▸ EXERCISE MATERIALS:
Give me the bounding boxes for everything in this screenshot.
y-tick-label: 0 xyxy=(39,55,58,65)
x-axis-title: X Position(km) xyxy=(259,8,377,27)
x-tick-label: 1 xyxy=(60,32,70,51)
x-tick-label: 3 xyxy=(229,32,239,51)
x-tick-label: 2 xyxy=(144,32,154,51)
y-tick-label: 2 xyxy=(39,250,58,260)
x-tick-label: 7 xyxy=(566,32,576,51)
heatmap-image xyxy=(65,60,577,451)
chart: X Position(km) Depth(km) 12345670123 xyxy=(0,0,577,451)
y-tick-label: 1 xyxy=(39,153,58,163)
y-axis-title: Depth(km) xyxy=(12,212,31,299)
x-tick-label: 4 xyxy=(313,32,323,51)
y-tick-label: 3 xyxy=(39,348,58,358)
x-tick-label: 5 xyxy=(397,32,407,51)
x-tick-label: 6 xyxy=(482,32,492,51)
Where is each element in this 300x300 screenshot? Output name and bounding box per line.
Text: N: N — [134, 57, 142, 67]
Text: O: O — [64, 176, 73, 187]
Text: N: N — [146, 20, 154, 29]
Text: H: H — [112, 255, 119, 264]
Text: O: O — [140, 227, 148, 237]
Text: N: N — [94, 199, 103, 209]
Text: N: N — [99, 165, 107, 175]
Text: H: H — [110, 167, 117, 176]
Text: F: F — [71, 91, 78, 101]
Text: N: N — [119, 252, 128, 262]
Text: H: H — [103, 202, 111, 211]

▸ STATED PROBLEM:
Rewrite all of the rows above as a numbered list, leaving out any blank lines.

▸ FINISHED EXERCISE:
1. Give me the bounding boxes for everything in this screenshot.
2. y-tick-label: 0 xyxy=(39,55,58,65)
3. x-axis-title: X Position(km) xyxy=(259,8,377,27)
4. x-tick-label: 1 xyxy=(60,32,70,51)
5. x-tick-label: 3 xyxy=(229,32,239,51)
6. x-tick-label: 2 xyxy=(144,32,154,51)
7. y-tick-label: 2 xyxy=(39,250,58,260)
8. x-tick-label: 7 xyxy=(566,32,576,51)
9. heatmap-image xyxy=(65,60,577,451)
10. chart: X Position(km) Depth(km) 12345670123 xyxy=(0,0,577,451)
11. y-tick-label: 1 xyxy=(39,153,58,163)
12. y-axis-title: Depth(km) xyxy=(12,212,31,299)
13. x-tick-label: 4 xyxy=(313,32,323,51)
14. y-tick-label: 3 xyxy=(39,348,58,358)
15. x-tick-label: 5 xyxy=(397,32,407,51)
16. x-tick-label: 6 xyxy=(482,32,492,51)
17. Where is each element in this 300x300 screenshot? Output name and bounding box per line.
18. Text: N: N — [134, 57, 142, 67]
19. Text: O: O — [64, 176, 73, 187]
20. Text: N: N — [146, 20, 154, 29]
21. Text: H: H — [112, 255, 119, 264]
22. Text: O: O — [140, 227, 148, 237]
23. Text: N: N — [94, 199, 103, 209]
24. Text: N: N — [99, 165, 107, 175]
25. Text: H: H — [110, 167, 117, 176]
26. Text: F: F — [71, 91, 78, 101]
27. Text: N: N — [119, 252, 128, 262]
28. Text: H: H — [103, 202, 111, 211]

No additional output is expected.